Data for this exercise:
>> Start

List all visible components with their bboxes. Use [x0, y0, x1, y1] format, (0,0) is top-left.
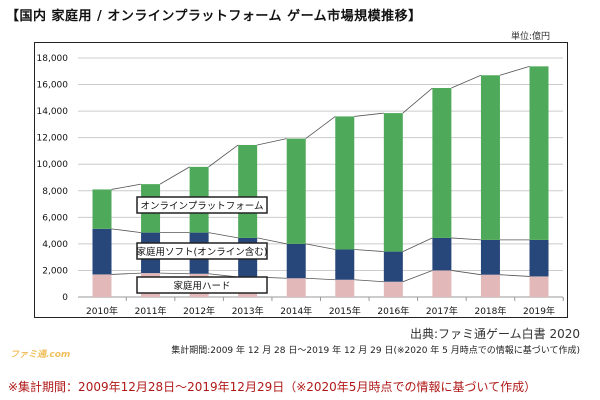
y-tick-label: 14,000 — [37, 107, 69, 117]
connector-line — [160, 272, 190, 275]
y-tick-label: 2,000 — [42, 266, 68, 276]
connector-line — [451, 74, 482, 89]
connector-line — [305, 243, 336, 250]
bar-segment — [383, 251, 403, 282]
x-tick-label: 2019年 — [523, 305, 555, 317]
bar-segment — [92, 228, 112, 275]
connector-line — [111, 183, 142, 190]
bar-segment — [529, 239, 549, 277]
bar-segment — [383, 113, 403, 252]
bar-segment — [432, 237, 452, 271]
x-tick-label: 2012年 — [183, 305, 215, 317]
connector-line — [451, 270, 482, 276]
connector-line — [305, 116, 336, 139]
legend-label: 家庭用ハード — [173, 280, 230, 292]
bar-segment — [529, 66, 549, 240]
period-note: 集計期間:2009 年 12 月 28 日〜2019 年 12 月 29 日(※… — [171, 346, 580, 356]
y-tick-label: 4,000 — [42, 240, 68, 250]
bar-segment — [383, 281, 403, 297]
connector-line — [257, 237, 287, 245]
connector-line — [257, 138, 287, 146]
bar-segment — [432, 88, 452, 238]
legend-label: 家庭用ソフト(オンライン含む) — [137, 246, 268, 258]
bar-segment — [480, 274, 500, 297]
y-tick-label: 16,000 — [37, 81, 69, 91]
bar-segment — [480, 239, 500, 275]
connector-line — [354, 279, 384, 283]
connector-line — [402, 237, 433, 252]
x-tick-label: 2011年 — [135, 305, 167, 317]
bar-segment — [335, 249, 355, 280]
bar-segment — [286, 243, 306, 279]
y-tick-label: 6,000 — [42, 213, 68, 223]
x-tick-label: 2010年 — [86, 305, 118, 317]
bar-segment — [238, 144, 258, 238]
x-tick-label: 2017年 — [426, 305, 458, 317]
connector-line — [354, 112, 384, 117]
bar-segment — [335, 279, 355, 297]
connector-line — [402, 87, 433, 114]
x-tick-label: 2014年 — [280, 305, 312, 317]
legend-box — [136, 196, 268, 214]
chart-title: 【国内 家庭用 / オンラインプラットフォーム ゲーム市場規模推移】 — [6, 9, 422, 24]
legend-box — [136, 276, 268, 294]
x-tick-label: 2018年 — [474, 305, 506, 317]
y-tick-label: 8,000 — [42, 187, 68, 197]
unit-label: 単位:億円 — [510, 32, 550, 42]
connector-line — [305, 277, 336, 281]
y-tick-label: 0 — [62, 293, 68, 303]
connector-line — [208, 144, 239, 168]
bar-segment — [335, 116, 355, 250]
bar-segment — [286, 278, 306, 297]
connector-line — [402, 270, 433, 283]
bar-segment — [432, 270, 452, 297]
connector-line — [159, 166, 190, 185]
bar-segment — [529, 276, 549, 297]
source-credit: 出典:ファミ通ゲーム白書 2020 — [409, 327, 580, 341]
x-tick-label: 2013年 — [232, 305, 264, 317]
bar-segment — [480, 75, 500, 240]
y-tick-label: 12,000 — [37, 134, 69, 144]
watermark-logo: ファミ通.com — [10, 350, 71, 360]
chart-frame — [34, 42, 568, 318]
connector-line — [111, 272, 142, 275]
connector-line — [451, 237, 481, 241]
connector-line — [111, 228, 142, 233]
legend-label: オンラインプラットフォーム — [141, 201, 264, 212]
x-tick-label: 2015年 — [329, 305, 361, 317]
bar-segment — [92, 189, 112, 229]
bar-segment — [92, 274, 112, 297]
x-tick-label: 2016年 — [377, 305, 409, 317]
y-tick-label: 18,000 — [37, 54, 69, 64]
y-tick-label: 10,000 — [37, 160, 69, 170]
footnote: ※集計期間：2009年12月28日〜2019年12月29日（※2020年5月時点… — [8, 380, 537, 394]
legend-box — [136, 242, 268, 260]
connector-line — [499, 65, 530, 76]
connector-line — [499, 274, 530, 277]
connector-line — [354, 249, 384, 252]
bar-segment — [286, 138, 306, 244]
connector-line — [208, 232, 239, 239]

>> End
>> Start

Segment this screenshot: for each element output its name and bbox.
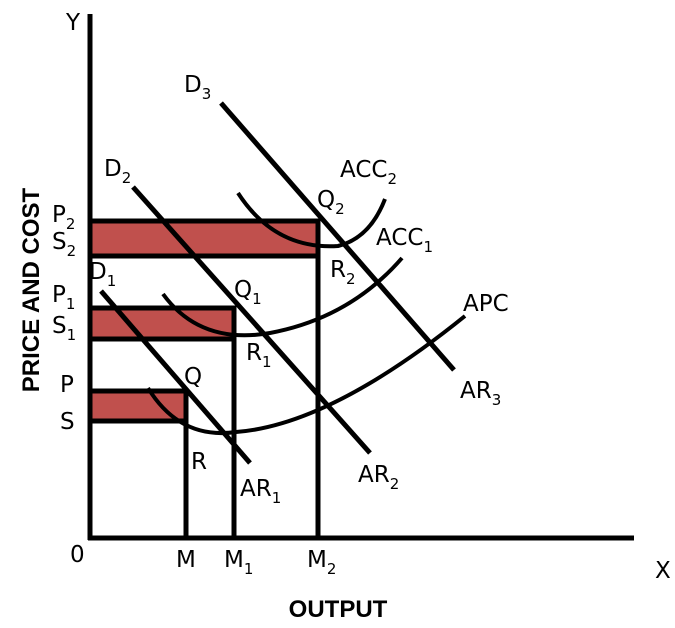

>> End

Instruction: Extract the listing lines from the line containing "List all visible" through the line containing "period-note: 集計期間:2009 年", including both end lines and reproducing each one without any change. Do not include the pictures in your answer.

Task output:
List all visible components with their bboxes. Use [x0, y0, x1, y1] format, (0,0) is top-left.
y-tick-label: 14,000 — [37, 107, 69, 117]
connector-line — [160, 272, 190, 275]
y-tick-label: 2,000 — [42, 266, 68, 276]
connector-line — [451, 74, 482, 89]
connector-line — [305, 243, 336, 250]
bar-segment — [383, 251, 403, 282]
x-tick-label: 2019年 — [523, 305, 555, 317]
bar-segment — [92, 228, 112, 275]
connector-line — [111, 183, 142, 190]
bar-segment — [529, 239, 549, 277]
bar-segment — [383, 113, 403, 252]
bar-segment — [432, 237, 452, 271]
x-tick-label: 2012年 — [183, 305, 215, 317]
connector-line — [451, 270, 482, 276]
connector-line — [305, 116, 336, 139]
legend-label: 家庭用ハード — [173, 280, 230, 292]
bar-segment — [529, 66, 549, 240]
period-note: 集計期間:2009 年 12 月 28 日〜2019 年 12 月 29 日(※… — [171, 346, 580, 356]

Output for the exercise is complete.